Quote all of the data exactly as given. Skip every picture it contains.

* BEGIN RECORDS TO PROCESS *

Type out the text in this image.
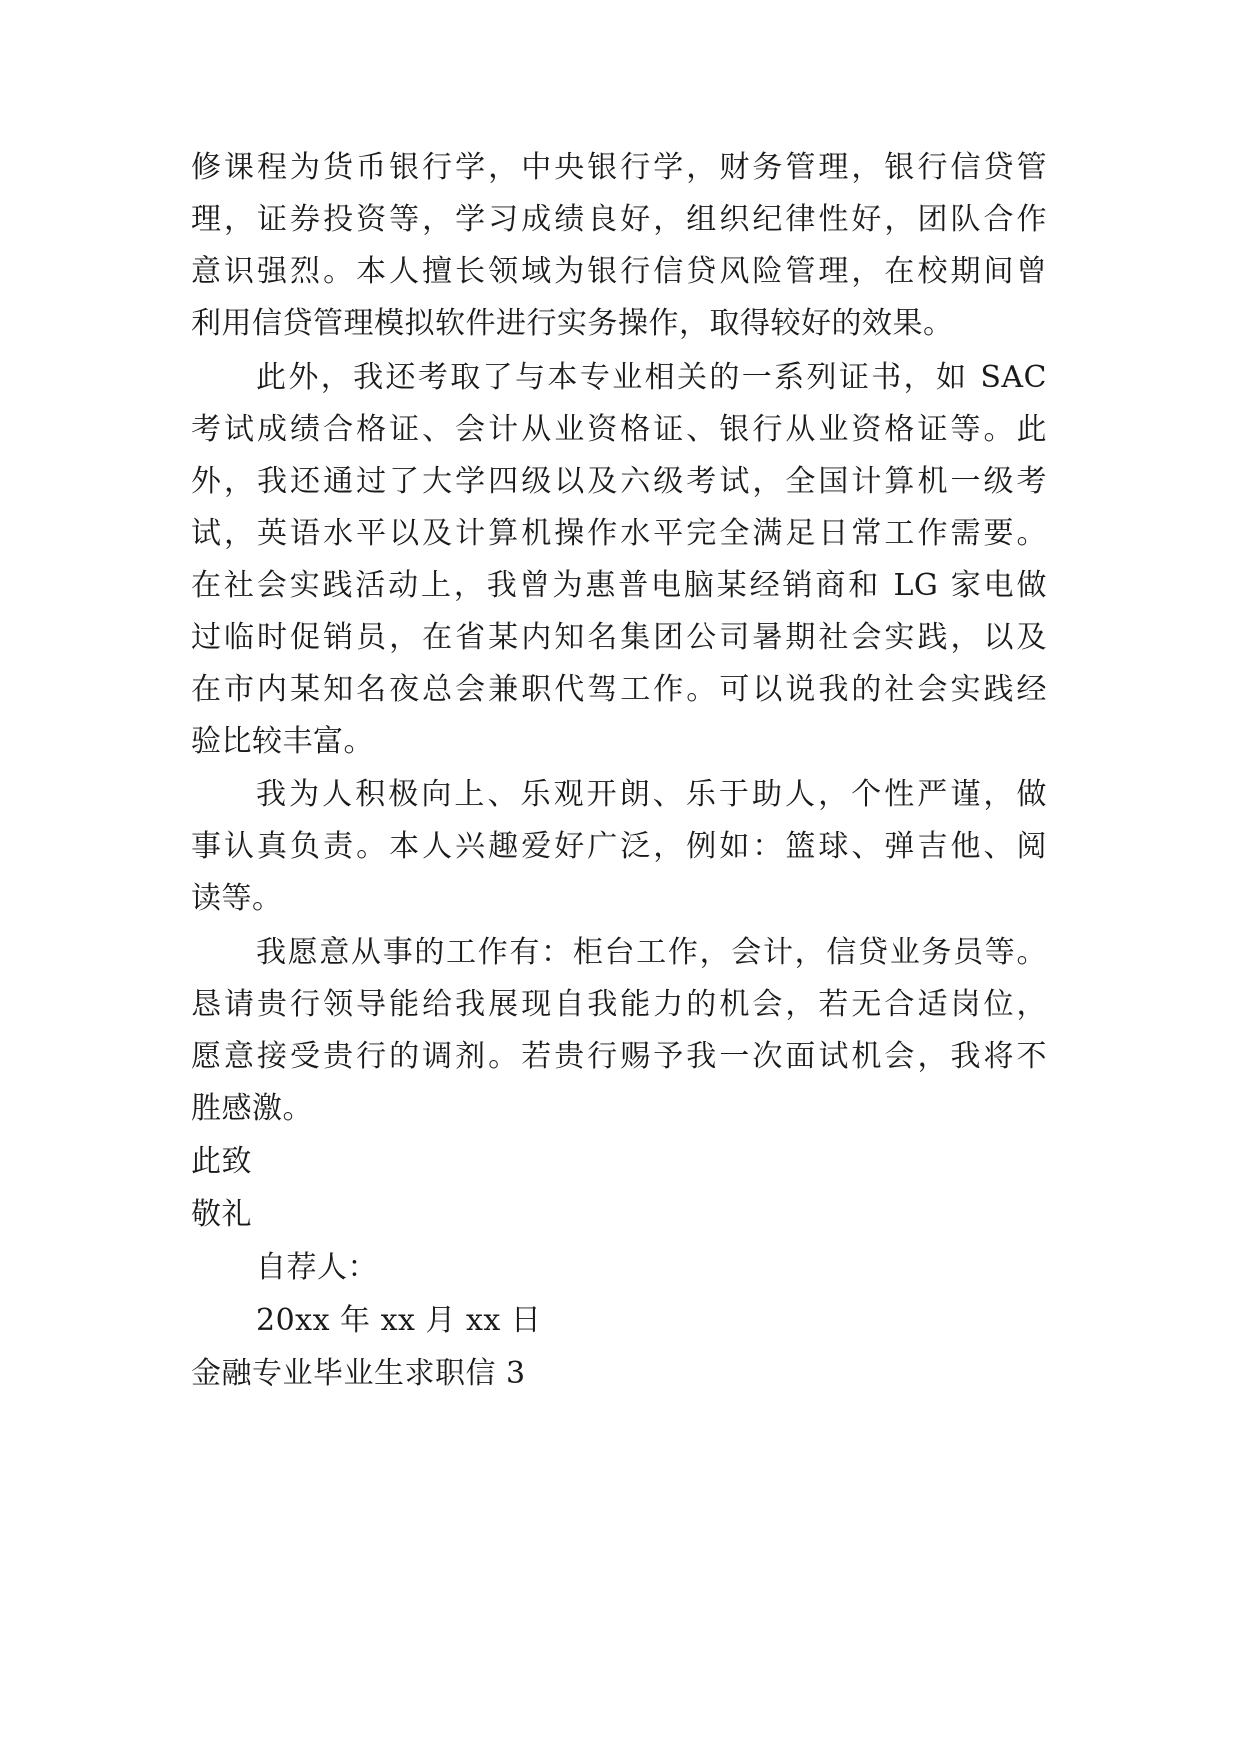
修课程为货币银行学，中央银行学，财务管理，银行信贷管
理，证券投资等，学习成绩良好，组织纪律性好，团队合作
意识强烈。本人擅长领域为银行信贷风险管理，在校期间曾
利用信贷管理模拟软件进行实务操作，取得较好的效果。
此外，我还考取了与本专业相关的一系列证书，如 SAC
考试成绩合格证、会计从业资格证、银行从业资格证等。此
外，我还通过了大学四级以及六级考试，全国计算机一级考
试，英语水平以及计算机操作水平完全满足日常工作需要。
在社会实践活动上，我曾为惠普电脑某经销商和 LG 家电做
过临时促销员，在省某内知名集团公司暑期社会实践，以及
在市内某知名夜总会兼职代驾工作。可以说我的社会实践经
验比较丰富。
我为人积极向上、乐观开朗、乐于助人，个性严谨，做
事认真负责。本人兴趣爱好广泛，例如：篮球、弹吉他、阅
读等。
我愿意从事的工作有：柜台工作，会计，信贷业务员等。
恳请贵行领导能给我展现自我能力的机会，若无合适岗位，
愿意接受贵行的调剂。若贵行赐予我一次面试机会，我将不
胜感激。
此致
敬礼
自荐人：
20xx 年 xx 月 xx 日
金融专业毕业生求职信 3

* END RECORDS TO PROCESS *

EXERCISE SOLUTION =
Type out the text in this image.
修课程为货币银行学，中央银行学，财务管理，银行信贷管
理，证券投资等，学习成绩良好，组织纪律性好，团队合作
意识强烈。本人擅长领域为银行信贷风险管理，在校期间曾
利用信贷管理模拟软件进行实务操作，取得较好的效果。
此外，我还考取了与本专业相关的一系列证书，如 SAC
考试成绩合格证、会计从业资格证、银行从业资格证等。此
外，我还通过了大学四级以及六级考试，全国计算机一级考
试，英语水平以及计算机操作水平完全满足日常工作需要。
在社会实践活动上，我曾为惠普电脑某经销商和 LG 家电做
过临时促销员，在省某内知名集团公司暑期社会实践，以及
在市内某知名夜总会兼职代驾工作。可以说我的社会实践经
验比较丰富。
我为人积极向上、乐观开朗、乐于助人，个性严谨，做
事认真负责。本人兴趣爱好广泛，例如：篮球、弹吉他、阅
读等。
我愿意从事的工作有：柜台工作，会计，信贷业务员等。
恳请贵行领导能给我展现自我能力的机会，若无合适岗位，
愿意接受贵行的调剂。若贵行赐予我一次面试机会，我将不
胜感激。
此致
敬礼
自荐人：
20xx 年 xx 月 xx 日
金融专业毕业生求职信 3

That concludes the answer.